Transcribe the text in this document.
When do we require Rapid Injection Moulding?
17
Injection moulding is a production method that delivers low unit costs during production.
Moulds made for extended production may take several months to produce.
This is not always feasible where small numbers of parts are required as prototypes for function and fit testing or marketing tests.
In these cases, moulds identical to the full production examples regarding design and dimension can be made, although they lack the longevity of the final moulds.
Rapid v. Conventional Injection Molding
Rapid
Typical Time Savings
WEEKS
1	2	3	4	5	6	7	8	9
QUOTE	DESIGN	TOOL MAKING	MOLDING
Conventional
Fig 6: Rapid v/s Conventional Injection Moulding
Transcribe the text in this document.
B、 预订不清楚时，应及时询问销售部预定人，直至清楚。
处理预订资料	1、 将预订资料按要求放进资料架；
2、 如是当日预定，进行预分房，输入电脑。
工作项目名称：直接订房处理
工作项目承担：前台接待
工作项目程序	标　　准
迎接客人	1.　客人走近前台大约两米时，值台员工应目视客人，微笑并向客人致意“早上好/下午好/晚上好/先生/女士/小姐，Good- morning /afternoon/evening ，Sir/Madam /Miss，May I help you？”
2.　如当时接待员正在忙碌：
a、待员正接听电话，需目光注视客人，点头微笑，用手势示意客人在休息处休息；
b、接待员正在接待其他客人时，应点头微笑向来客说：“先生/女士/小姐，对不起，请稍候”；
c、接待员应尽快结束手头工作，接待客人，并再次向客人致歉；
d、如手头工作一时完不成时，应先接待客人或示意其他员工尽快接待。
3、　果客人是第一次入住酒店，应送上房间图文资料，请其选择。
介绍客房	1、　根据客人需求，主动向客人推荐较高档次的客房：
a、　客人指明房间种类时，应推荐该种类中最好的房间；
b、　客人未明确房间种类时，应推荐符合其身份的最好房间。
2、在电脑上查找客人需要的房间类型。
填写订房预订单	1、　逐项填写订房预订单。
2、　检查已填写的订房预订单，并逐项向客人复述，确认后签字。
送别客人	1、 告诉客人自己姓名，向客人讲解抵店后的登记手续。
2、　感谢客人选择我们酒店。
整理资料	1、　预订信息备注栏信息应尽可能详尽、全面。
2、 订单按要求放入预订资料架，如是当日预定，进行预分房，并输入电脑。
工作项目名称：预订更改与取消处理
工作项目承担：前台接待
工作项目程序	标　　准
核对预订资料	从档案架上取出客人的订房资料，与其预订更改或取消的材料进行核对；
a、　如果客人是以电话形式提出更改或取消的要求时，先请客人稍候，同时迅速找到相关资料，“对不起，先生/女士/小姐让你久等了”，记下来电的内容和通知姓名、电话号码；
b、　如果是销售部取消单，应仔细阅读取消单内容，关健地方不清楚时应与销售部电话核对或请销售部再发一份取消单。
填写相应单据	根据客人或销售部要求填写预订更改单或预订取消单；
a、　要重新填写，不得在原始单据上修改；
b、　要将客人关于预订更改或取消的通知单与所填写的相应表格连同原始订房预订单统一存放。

----------

- Your instructions: Write out each line of the data that holds the string "Injection".

- Complete response:
When do we require Rapid Injection Moulding?
Injection moulding is a production method that delivers low unit costs during production.
Rapid v. Conventional Injection Molding
Fig 6: Rapid v/s Conventional Injection Moulding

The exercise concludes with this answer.